(EXERCISE)
How many lines in the records below contain the word "Pitch"? Answer with the number alone.

(DATASET ROWS)
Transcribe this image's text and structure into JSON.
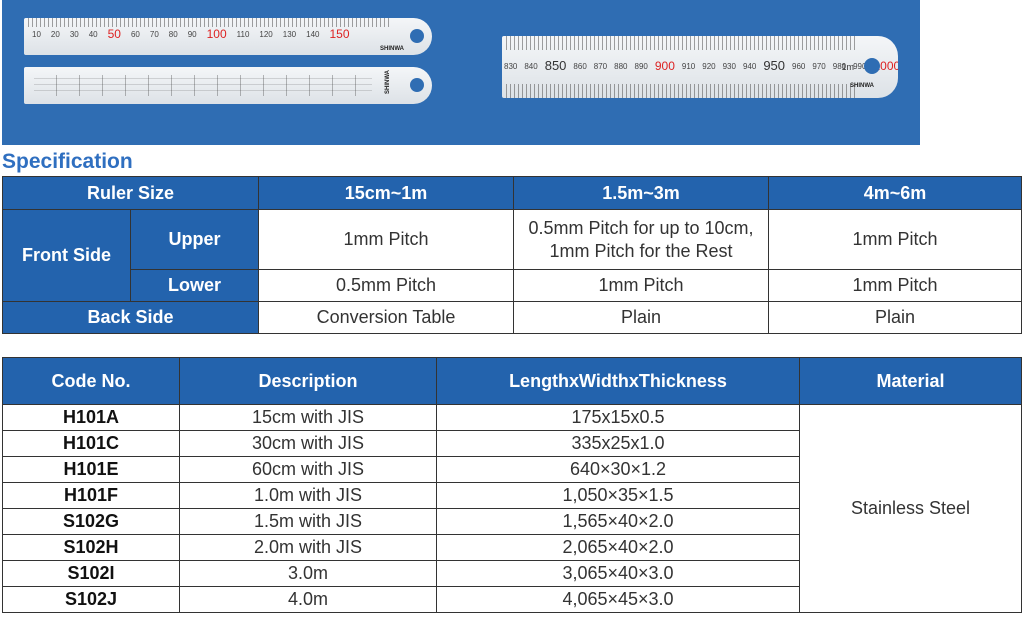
{
  "banner": {
    "ruler1": {
      "numbers": [
        "10",
        "20",
        "30",
        "40",
        "50",
        "60",
        "70",
        "80",
        "90",
        "100",
        "110",
        "120",
        "130",
        "140",
        "150"
      ],
      "red": [
        "50",
        "100",
        "150"
      ],
      "brand": "SHINWA"
    },
    "ruler3": {
      "numbers": [
        "830",
        "840",
        "850",
        "860",
        "870",
        "880",
        "890",
        "900",
        "910",
        "920",
        "930",
        "940",
        "950",
        "960",
        "970",
        "980",
        "990",
        "1000"
      ],
      "red": [
        "900",
        "1000"
      ],
      "big": [
        "850",
        "950"
      ],
      "unit": "1m",
      "brand": "SHINWA"
    }
  },
  "heading": "Specification",
  "spec_table": {
    "header": {
      "ruler_size": "Ruler Size",
      "col1": "15cm~1m",
      "col2": "1.5m~3m",
      "col3": "4m~6m"
    },
    "front_side": "Front Side",
    "upper": {
      "label": "Upper",
      "col1": "1mm Pitch",
      "col2_line1": "0.5mm Pitch for up to 10cm,",
      "col2_line2": "1mm Pitch for the Rest",
      "col3": "1mm Pitch"
    },
    "lower": {
      "label": "Lower",
      "col1": "0.5mm Pitch",
      "col2": "1mm Pitch",
      "col3": "1mm Pitch"
    },
    "back": {
      "label": "Back Side",
      "col1": "Conversion Table",
      "col2": "Plain",
      "col3": "Plain"
    }
  },
  "code_table": {
    "headers": {
      "code": "Code No.",
      "description": "Description",
      "dimensions": "LengthxWidthxThickness",
      "material": "Material"
    },
    "material_value": "Stainless Steel",
    "rows": [
      {
        "code": "H101A",
        "description": "15cm with JIS",
        "dimensions": "175x15x0.5"
      },
      {
        "code": "H101C",
        "description": "30cm with JIS",
        "dimensions": "335x25x1.0"
      },
      {
        "code": "H101E",
        "description": "60cm with JIS",
        "dimensions": "640×30×1.2"
      },
      {
        "code": "H101F",
        "description": "1.0m with JIS",
        "dimensions": "1,050×35×1.5"
      },
      {
        "code": "S102G",
        "description": "1.5m with JIS",
        "dimensions": "1,565×40×2.0"
      },
      {
        "code": "S102H",
        "description": "2.0m with JIS",
        "dimensions": "2,065×40×2.0"
      },
      {
        "code": "S102I",
        "description": "3.0m",
        "dimensions": "3,065×40×3.0"
      },
      {
        "code": "S102J",
        "description": "4.0m",
        "dimensions": "4,065×45×3.0"
      }
    ]
  }
}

(EXERCISE ANSWER)
7